Provided text:

______

Lindell's two-hour video (archived here) was published on Rumble on April 20, 2021. It was titled: "Mike Lindell Presents: Absolute Interference The Sequel To Absolute Proof With New Evidence Foreign & Domestic Enemies Used Computers to Hack the 2020 Election." In it, the MyPillow CEO said:
I have proof -- 100% proof -- that our country was attacked by China, by communism coming in, this foreign interference to our elections, through the machines, Dominion, Smartmatic, ES&S, all of them.
Users on social media saw this title, description and thumbnail:
Mike Lindell Presents: Absolute Interference 2 Hours - FULL Length Documentary The Sequel to Absolute Proof With New Evidence Foreign & Domestic Enemies Used Computer to Hack the 2020 Election. Execut
An intelligence report on foreign threats to the 2020 election, recently declassified by the director of National Intelligence (DNI), found "no indications that any foreign actor attempted to alter any technical aspect of the voting process." The U.S. Cybersecurity and Infrastructure Security Agency characterized the 2020 vote as the most secure election in U.S. history, and William Barr, who was attorney general under Trump, has similarly said that investigators found no evidence of widespread fraud.

______

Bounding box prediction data
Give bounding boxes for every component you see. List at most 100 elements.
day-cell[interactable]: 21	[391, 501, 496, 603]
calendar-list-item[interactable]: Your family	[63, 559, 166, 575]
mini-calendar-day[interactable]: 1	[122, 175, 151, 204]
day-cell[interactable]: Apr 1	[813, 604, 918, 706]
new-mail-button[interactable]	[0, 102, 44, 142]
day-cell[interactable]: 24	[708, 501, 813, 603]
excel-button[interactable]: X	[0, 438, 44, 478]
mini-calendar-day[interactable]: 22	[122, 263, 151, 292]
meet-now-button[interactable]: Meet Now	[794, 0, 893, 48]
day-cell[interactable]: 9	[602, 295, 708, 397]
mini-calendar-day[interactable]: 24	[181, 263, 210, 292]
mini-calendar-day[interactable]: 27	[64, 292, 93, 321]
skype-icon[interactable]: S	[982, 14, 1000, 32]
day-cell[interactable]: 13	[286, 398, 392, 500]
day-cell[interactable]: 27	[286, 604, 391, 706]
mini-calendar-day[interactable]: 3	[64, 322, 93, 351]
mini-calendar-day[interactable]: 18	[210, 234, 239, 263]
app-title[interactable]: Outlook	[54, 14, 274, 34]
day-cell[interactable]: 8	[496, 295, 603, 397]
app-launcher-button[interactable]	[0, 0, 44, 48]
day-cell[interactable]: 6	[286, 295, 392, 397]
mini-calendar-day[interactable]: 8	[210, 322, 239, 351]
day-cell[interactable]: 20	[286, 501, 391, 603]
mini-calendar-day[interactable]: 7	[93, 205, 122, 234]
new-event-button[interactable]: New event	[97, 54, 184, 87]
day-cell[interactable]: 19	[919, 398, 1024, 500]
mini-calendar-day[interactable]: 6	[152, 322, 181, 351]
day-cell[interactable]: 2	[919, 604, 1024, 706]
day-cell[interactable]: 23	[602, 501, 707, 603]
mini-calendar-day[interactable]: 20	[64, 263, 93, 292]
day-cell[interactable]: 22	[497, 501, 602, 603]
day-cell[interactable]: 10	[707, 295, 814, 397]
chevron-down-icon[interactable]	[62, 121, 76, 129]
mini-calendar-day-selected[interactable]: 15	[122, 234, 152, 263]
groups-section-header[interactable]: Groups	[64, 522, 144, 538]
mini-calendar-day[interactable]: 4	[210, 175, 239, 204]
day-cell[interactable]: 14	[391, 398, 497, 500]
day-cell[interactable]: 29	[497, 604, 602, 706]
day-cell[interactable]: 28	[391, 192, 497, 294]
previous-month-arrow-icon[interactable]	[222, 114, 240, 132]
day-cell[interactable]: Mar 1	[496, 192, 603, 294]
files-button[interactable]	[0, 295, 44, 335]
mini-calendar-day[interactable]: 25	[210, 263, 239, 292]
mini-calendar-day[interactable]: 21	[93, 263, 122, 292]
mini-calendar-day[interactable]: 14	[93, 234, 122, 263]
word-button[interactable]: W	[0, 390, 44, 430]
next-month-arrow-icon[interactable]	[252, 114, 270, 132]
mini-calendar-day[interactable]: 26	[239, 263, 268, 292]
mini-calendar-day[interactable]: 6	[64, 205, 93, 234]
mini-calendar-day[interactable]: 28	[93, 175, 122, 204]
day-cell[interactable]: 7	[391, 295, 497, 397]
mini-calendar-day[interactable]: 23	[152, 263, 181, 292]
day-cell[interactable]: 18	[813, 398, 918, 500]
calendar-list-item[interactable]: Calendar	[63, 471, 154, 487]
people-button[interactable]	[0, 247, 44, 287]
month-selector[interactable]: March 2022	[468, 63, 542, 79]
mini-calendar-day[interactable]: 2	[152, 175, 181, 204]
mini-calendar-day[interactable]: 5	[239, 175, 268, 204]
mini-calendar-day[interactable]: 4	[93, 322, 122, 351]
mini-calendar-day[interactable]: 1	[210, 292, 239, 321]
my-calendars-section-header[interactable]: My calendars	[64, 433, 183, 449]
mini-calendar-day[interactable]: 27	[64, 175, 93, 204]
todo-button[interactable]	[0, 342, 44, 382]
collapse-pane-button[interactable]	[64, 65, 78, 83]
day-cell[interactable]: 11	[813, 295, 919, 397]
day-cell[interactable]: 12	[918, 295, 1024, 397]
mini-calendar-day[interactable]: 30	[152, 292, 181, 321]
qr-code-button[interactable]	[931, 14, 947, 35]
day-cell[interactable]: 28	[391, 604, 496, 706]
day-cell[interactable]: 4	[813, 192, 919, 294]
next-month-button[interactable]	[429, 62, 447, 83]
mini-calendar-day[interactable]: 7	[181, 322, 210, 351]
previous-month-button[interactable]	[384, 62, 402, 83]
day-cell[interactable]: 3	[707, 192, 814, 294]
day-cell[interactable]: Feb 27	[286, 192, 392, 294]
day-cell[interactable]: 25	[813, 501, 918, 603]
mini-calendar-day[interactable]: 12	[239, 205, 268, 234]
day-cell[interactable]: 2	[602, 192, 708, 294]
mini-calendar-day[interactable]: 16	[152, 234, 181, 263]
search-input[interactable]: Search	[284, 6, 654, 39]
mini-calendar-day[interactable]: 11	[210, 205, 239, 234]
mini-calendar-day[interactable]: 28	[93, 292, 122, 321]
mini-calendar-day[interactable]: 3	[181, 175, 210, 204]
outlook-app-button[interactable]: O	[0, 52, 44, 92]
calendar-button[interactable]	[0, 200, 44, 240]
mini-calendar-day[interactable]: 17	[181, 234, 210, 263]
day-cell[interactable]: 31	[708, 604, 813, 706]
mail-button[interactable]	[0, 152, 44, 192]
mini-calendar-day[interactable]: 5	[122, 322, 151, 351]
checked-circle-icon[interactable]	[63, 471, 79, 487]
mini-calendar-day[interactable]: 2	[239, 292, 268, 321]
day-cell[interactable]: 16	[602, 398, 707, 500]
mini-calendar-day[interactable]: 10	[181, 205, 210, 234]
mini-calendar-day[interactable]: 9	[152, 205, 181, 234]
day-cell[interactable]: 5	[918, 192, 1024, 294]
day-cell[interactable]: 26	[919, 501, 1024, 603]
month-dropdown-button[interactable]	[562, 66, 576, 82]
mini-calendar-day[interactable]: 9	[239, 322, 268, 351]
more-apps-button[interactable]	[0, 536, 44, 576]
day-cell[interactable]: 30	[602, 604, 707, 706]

______

Problems to work on:
• 1. Decide whether each statement below agrees with the text about Mike Lindell's election video. Answer yes or no for each, and quote the words from that text that settle it.
(a) The video was published on Rumble on April 20, 2021.
(b) The declassified intelligence report found signs that a foreign actor tried to alter the voting process.
(c) William Barr served as attorney general under Trump.
• 2. Carry on the text about Mike Lindell's election video, starting after its final sentence.

Set of answers:
• 1.
(a) Yes: "was published on Rumble on April 20, 2021"
(b) No: "no indications that any foreign actor attempted to alter any technical aspect of the voting process"
(c) Yes: "William Barr, who was attorney general under Trump"

• 2.
Dominion Voting Systems is suing Lindell for $1.3 billion, alleging that he made defamatory false statements: that Dominion's machines were used to steal votes. In a Zoom meeting with Lead Stories staff on February 18, 2021, Lindell said he welcomes Dominion's suit and is certain he'll prove Dominion participated in election fraud.
Lindell's latest video is the third in what appears to be a series about the 2020 election. His first video was called "Absolute Proof;" his second, "Scientific Proof." See our debunks of those videos here and here. "Absolute Interference" repeats many of the same claims made in those earlier videos, basing them on some of the same sources.
Lindell's first guest was retired Lt. Gen. Michael Flynn, a former national security adviser pardoned November 25, 2020, by Trump after pleading guilty to lying to federal investigators. Around 10 minutes, 50 seconds, he claimed:
One of the things that we do know for certain is that the machines are connected to the internet.
And, later, around 14 minutes, 33 seconds, Flynn said:
The machines are not supposed to be connected to the internet. They're supposed to be free of the internet. Well, if it's connected to the internet that means that anybody, in any country, and I can name some of the countries -- so we know China; we know Iran; we know Spain had something to do with it; we know Serbia; we've had Italy come up; we've had Germany come up and of course Russia.
Lead Stories has debunked the claim that voting machines were connected to the internet (they weren't). We've also addressed false claims about the 2020 election and the specific countries mentioned by Flynn. For example, the U.S. Army did not seize vote-count servers in Germany; a purported foreign service officer in Rome did not work with Barack Obama, former Italian Prime Minister Matteo Renzi and others to rig the 2020 election; and votes from the 2020 election were not stored on servers in Spain.
Flynn spoke about purported cases of fraud in New Hampshire and another state, which Lindell identified as Arizona. Flynn said about the former, at around 16 minutes, 23 seconds:
All of the machines started the day with 300 votes already in the algorithm -- or already in the machine counted for Joe Biden.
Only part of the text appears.